STATED TASK: Output the material below in full, exactly as it is.

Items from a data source
━━━━

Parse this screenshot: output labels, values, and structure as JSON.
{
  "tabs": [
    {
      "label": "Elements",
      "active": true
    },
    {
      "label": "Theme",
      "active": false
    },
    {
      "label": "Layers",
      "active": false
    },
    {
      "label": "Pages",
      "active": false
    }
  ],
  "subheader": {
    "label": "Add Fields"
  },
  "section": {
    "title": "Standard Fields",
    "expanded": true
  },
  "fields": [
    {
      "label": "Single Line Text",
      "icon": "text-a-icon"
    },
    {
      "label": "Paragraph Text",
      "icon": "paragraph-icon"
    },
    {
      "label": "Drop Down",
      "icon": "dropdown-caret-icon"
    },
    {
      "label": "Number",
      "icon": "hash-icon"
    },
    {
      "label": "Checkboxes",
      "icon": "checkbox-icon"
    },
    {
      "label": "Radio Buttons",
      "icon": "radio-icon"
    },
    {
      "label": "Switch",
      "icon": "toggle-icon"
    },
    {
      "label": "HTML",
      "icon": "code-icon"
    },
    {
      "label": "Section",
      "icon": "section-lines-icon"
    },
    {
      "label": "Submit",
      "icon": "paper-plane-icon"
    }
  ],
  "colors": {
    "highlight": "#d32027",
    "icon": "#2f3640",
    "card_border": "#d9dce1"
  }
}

━━━━

SOLUTION TO THE EXERCISE:
Parse this screenshot: output labels, values, and structure as JSON.
{
  "tabs": [
    {
      "label": "Elements",
      "active": true
    },
    {
      "label": "Theme",
      "active": false
    },
    {
      "label": "Layers",
      "active": false
    },
    {
      "label": "Pages",
      "active": false
    }
  ],
  "subheader": {
    "label": "Add Fields"
  },
  "section": {
    "title": "Standard Fields",
    "expanded": true
  },
  "fields": [
    {
      "label": "Single Line Text",
      "icon": "text-a-icon"
    },
    {
      "label": "Paragraph Text",
      "icon": "paragraph-icon"
    },
    {
      "label": "Drop Down",
      "icon": "dropdown-caret-icon"
    },
    {
      "label": "Number",
      "icon": "hash-icon"
    },
    {
      "label": "Checkboxes",
      "icon": "checkbox-icon"
    },
    {
      "label": "Radio Buttons",
      "icon": "radio-icon"
    },
    {
      "label": "Switch",
      "icon": "toggle-icon"
    },
    {
      "label": "HTML",
      "icon": "code-icon"
    },
    {
      "label": "Section",
      "icon": "section-lines-icon"
    },
    {
      "label": "Submit",
      "icon": "paper-plane-icon"
    }
  ],
  "colors": {
    "highlight": "#d32027",
    "icon": "#2f3640",
    "card_border": "#d9dce1"
  }
}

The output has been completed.